begin

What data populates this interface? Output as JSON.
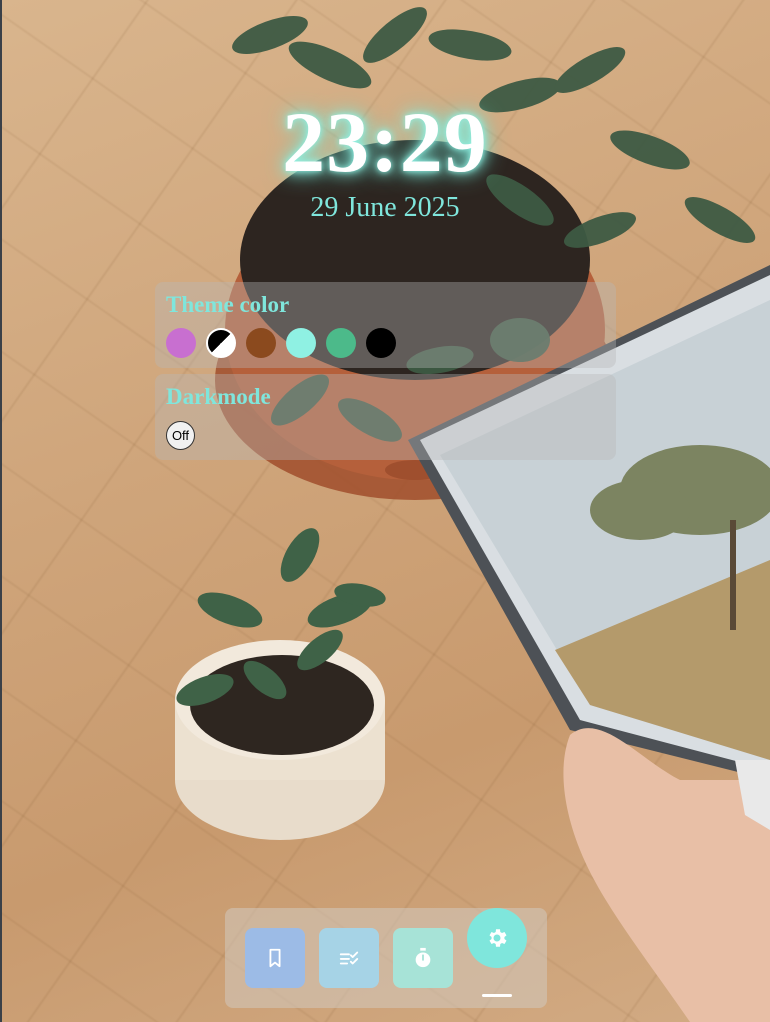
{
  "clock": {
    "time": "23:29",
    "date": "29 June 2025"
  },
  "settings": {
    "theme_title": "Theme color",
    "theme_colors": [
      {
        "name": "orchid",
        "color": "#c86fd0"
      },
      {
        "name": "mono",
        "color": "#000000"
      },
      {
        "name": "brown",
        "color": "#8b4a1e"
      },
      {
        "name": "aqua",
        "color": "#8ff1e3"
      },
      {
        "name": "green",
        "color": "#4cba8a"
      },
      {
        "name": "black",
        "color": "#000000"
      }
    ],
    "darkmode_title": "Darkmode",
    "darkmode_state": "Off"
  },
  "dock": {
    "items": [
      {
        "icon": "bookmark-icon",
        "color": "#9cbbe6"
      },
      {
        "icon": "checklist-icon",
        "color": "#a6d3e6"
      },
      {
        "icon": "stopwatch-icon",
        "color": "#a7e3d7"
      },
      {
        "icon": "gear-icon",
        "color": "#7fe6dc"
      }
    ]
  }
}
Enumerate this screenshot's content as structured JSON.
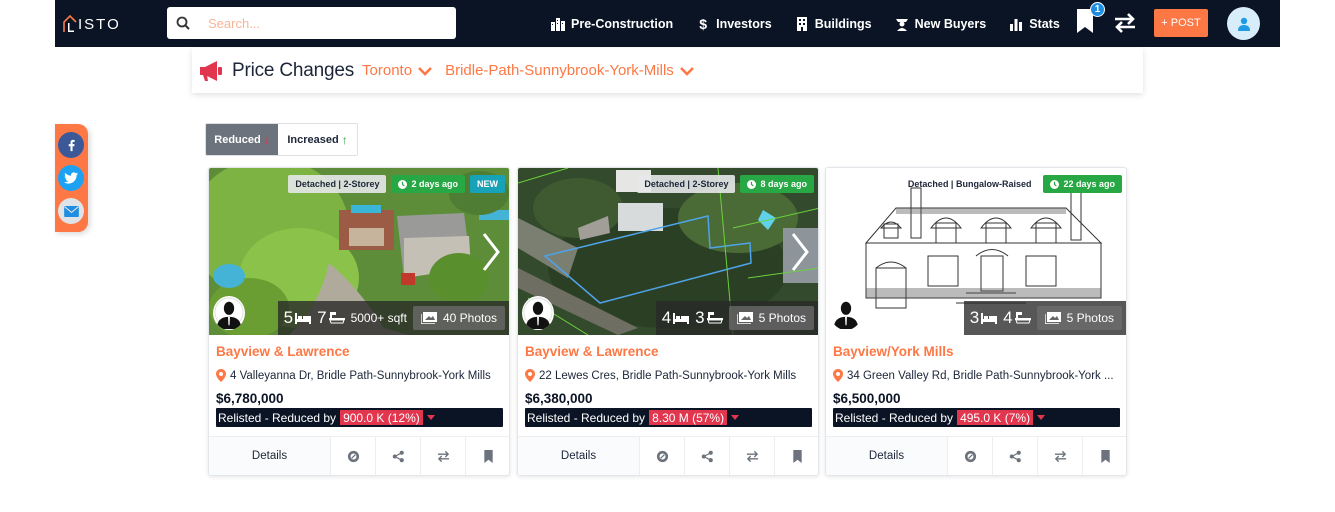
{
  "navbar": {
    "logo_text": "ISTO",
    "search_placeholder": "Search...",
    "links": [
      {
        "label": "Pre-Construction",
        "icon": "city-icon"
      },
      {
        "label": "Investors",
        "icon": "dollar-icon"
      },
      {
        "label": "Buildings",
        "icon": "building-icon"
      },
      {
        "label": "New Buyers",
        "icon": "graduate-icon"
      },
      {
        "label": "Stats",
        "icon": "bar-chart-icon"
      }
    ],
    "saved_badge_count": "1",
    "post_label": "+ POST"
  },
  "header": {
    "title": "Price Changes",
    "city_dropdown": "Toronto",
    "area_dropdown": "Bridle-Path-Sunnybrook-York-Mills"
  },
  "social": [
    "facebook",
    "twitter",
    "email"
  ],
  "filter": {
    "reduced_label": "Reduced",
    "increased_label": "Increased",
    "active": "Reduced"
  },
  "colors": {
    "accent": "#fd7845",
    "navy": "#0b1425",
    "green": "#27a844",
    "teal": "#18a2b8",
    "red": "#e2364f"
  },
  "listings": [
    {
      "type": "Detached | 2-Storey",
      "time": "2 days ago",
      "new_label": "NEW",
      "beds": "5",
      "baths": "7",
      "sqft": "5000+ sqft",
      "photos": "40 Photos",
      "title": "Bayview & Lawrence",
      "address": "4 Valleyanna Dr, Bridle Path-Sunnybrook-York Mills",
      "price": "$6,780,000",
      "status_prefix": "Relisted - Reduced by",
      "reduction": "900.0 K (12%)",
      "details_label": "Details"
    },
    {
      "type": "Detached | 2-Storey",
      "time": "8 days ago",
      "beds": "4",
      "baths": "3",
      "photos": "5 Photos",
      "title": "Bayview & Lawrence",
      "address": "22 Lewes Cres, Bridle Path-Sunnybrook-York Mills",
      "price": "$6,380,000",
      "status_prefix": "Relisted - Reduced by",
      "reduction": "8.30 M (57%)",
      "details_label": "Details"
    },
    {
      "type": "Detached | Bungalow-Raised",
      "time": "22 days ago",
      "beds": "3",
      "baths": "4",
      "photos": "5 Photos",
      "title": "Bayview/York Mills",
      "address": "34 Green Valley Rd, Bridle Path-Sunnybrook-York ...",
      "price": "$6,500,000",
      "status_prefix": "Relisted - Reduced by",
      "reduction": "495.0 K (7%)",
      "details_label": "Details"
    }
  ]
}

end

Retype each line of the listing above word for word. Exclude the pictures.

WRITTEN SOLUTION
What data populates this interface? Output as JSON.
{
  "clock": {
    "time": "23:29",
    "date": "29 June 2025"
  },
  "settings": {
    "theme_title": "Theme color",
    "theme_colors": [
      {
        "name": "orchid",
        "color": "#c86fd0"
      },
      {
        "name": "mono",
        "color": "#000000"
      },
      {
        "name": "brown",
        "color": "#8b4a1e"
      },
      {
        "name": "aqua",
        "color": "#8ff1e3"
      },
      {
        "name": "green",
        "color": "#4cba8a"
      },
      {
        "name": "black",
        "color": "#000000"
      }
    ],
    "darkmode_title": "Darkmode",
    "darkmode_state": "Off"
  },
  "dock": {
    "items": [
      {
        "icon": "bookmark-icon",
        "color": "#9cbbe6"
      },
      {
        "icon": "checklist-icon",
        "color": "#a6d3e6"
      },
      {
        "icon": "stopwatch-icon",
        "color": "#a7e3d7"
      },
      {
        "icon": "gear-icon",
        "color": "#7fe6dc"
      }
    ]
  }
}
Enumerate this screenshot's content as structured JSON.
{
  "navbar": {
    "logo_text": "ISTO",
    "search_placeholder": "Search...",
    "links": [
      {
        "label": "Pre-Construction",
        "icon": "city-icon"
      },
      {
        "label": "Investors",
        "icon": "dollar-icon"
      },
      {
        "label": "Buildings",
        "icon": "building-icon"
      },
      {
        "label": "New Buyers",
        "icon": "graduate-icon"
      },
      {
        "label": "Stats",
        "icon": "bar-chart-icon"
      }
    ],
    "saved_badge_count": "1",
    "post_label": "+ POST"
  },
  "header": {
    "title": "Price Changes",
    "city_dropdown": "Toronto",
    "area_dropdown": "Bridle-Path-Sunnybrook-York-Mills"
  },
  "social": [
    "facebook",
    "twitter",
    "email"
  ],
  "filter": {
    "reduced_label": "Reduced",
    "increased_label": "Increased",
    "active": "Reduced"
  },
  "colors": {
    "accent": "#fd7845",
    "navy": "#0b1425",
    "green": "#27a844",
    "teal": "#18a2b8",
    "red": "#e2364f"
  },
  "listings": [
    {
      "type": "Detached | 2-Storey",
      "time": "2 days ago",
      "new_label": "NEW",
      "beds": "5",
      "baths": "7",
      "sqft": "5000+ sqft",
      "photos": "40 Photos",
      "title": "Bayview & Lawrence",
      "address": "4 Valleyanna Dr, Bridle Path-Sunnybrook-York Mills",
      "price": "$6,780,000",
      "status_prefix": "Relisted - Reduced by",
      "reduction": "900.0 K (12%)",
      "details_label": "Details"
    },
    {
      "type": "Detached | 2-Storey",
      "time": "8 days ago",
      "beds": "4",
      "baths": "3",
      "photos": "5 Photos",
      "title": "Bayview & Lawrence",
      "address": "22 Lewes Cres, Bridle Path-Sunnybrook-York Mills",
      "price": "$6,380,000",
      "status_prefix": "Relisted - Reduced by",
      "reduction": "8.30 M (57%)",
      "details_label": "Details"
    },
    {
      "type": "Detached | Bungalow-Raised",
      "time": "22 days ago",
      "beds": "3",
      "baths": "4",
      "photos": "5 Photos",
      "title": "Bayview/York Mills",
      "address": "34 Green Valley Rd, Bridle Path-Sunnybrook-York ...",
      "price": "$6,500,000",
      "status_prefix": "Relisted - Reduced by",
      "reduction": "495.0 K (7%)",
      "details_label": "Details"
    }
  ]
}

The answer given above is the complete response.